• Records shown:

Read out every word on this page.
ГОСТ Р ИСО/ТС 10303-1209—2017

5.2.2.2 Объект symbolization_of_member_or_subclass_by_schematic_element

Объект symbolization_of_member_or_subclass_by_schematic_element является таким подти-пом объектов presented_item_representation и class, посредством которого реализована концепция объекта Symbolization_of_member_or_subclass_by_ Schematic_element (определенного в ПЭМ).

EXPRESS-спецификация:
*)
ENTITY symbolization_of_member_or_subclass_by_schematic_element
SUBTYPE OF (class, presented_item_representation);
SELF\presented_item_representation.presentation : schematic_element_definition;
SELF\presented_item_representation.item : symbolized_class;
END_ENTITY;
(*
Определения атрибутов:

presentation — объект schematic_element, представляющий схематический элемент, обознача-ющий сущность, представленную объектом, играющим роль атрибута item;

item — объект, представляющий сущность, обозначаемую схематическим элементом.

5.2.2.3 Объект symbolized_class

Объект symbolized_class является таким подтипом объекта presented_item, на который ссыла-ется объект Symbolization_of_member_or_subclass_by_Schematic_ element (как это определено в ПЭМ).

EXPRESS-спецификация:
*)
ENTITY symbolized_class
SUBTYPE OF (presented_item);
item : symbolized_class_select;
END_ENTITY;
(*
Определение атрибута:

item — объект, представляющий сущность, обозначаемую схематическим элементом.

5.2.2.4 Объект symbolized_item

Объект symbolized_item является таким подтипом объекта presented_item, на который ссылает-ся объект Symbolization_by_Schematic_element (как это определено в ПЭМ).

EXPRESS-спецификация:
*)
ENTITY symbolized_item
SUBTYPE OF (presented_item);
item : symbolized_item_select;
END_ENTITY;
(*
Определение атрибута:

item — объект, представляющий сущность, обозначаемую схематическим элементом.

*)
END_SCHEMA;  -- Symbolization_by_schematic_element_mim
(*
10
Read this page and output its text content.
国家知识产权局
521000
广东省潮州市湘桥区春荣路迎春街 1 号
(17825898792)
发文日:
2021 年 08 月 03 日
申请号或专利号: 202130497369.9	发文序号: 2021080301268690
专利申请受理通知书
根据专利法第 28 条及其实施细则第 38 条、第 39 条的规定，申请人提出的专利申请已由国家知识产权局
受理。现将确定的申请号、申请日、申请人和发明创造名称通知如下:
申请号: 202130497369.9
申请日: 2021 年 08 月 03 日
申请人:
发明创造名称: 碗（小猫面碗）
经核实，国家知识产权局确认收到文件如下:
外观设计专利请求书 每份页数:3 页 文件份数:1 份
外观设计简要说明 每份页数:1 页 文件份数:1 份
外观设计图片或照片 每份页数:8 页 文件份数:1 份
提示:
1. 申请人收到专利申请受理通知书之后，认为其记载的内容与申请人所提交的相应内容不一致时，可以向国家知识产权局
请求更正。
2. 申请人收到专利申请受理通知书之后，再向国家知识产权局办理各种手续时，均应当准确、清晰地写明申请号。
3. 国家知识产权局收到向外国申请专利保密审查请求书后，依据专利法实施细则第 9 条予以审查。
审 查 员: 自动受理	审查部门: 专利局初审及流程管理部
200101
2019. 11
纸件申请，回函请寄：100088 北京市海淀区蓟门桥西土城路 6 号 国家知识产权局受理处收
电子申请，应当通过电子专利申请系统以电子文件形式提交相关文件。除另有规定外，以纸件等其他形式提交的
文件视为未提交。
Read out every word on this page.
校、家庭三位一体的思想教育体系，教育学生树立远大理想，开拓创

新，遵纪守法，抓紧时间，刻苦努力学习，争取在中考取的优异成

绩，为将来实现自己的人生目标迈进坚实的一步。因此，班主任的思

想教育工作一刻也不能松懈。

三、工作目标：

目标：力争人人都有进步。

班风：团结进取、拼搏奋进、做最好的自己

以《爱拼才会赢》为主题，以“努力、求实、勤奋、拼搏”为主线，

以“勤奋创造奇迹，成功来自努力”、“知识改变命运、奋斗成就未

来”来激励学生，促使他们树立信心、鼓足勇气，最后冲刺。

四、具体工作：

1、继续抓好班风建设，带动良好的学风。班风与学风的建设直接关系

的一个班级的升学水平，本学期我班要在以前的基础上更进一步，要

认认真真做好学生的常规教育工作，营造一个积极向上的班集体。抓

• Written instruction: Write out every record shown above, word for word.

• Written solution:
Read out every word on this page.
ГОСТ Р ИСО/ТС 10303-1209—2017

5.2.2.2 Объект symbolization_of_member_or_subclass_by_schematic_element

Объект symbolization_of_member_or_subclass_by_schematic_element является таким подти-пом объектов presented_item_representation и class, посредством которого реализована концепция объекта Symbolization_of_member_or_subclass_by_ Schematic_element (определенного в ПЭМ).

EXPRESS-спецификация:
*)
ENTITY symbolization_of_member_or_subclass_by_schematic_element
SUBTYPE OF (class, presented_item_representation);
SELF\presented_item_representation.presentation : schematic_element_definition;
SELF\presented_item_representation.item : symbolized_class;
END_ENTITY;
(*
Определения атрибутов:

presentation — объект schematic_element, представляющий схематический элемент, обознача-ющий сущность, представленную объектом, играющим роль атрибута item;

item — объект, представляющий сущность, обозначаемую схематическим элементом.

5.2.2.3 Объект symbolized_class

Объект symbolized_class является таким подтипом объекта presented_item, на который ссыла-ется объект Symbolization_of_member_or_subclass_by_Schematic_ element (как это определено в ПЭМ).

EXPRESS-спецификация:
*)
ENTITY symbolized_class
SUBTYPE OF (presented_item);
item : symbolized_class_select;
END_ENTITY;
(*
Определение атрибута:

item — объект, представляющий сущность, обозначаемую схематическим элементом.

5.2.2.4 Объект symbolized_item

Объект symbolized_item является таким подтипом объекта presented_item, на который ссылает-ся объект Symbolization_by_Schematic_element (как это определено в ПЭМ).

EXPRESS-спецификация:
*)
ENTITY symbolized_item
SUBTYPE OF (presented_item);
item : symbolized_item_select;
END_ENTITY;
(*
Определение атрибута:

item — объект, представляющий сущность, обозначаемую схематическим элементом.

*)
END_SCHEMA;  -- Symbolization_by_schematic_element_mim
(*
10
Read this page and output its text content.
国家知识产权局
521000
广东省潮州市湘桥区春荣路迎春街 1 号
(17825898792)
发文日:
2021 年 08 月 03 日
申请号或专利号: 202130497369.9	发文序号: 2021080301268690
专利申请受理通知书
根据专利法第 28 条及其实施细则第 38 条、第 39 条的规定，申请人提出的专利申请已由国家知识产权局
受理。现将确定的申请号、申请日、申请人和发明创造名称通知如下:
申请号: 202130497369.9
申请日: 2021 年 08 月 03 日
申请人:
发明创造名称: 碗（小猫面碗）
经核实，国家知识产权局确认收到文件如下:
外观设计专利请求书 每份页数:3 页 文件份数:1 份
外观设计简要说明 每份页数:1 页 文件份数:1 份
外观设计图片或照片 每份页数:8 页 文件份数:1 份
提示:
1. 申请人收到专利申请受理通知书之后，认为其记载的内容与申请人所提交的相应内容不一致时，可以向国家知识产权局
请求更正。
2. 申请人收到专利申请受理通知书之后，再向国家知识产权局办理各种手续时，均应当准确、清晰地写明申请号。
3. 国家知识产权局收到向外国申请专利保密审查请求书后，依据专利法实施细则第 9 条予以审查。
审 查 员: 自动受理	审查部门: 专利局初审及流程管理部
200101
2019. 11
纸件申请，回函请寄：100088 北京市海淀区蓟门桥西土城路 6 号 国家知识产权局受理处收
电子申请，应当通过电子专利申请系统以电子文件形式提交相关文件。除另有规定外，以纸件等其他形式提交的
文件视为未提交。
Read out every word on this page.
校、家庭三位一体的思想教育体系，教育学生树立远大理想，开拓创

新，遵纪守法，抓紧时间，刻苦努力学习，争取在中考取的优异成

绩，为将来实现自己的人生目标迈进坚实的一步。因此，班主任的思

想教育工作一刻也不能松懈。

三、工作目标：

目标：力争人人都有进步。

班风：团结进取、拼搏奋进、做最好的自己

以《爱拼才会赢》为主题，以“努力、求实、勤奋、拼搏”为主线，

以“勤奋创造奇迹，成功来自努力”、“知识改变命运、奋斗成就未

来”来激励学生，促使他们树立信心、鼓足勇气，最后冲刺。

四、具体工作：

1、继续抓好班风建设，带动良好的学风。班风与学风的建设直接关系

的一个班级的升学水平，本学期我班要在以前的基础上更进一步，要

认认真真做好学生的常规教育工作，营造一个积极向上的班集体。抓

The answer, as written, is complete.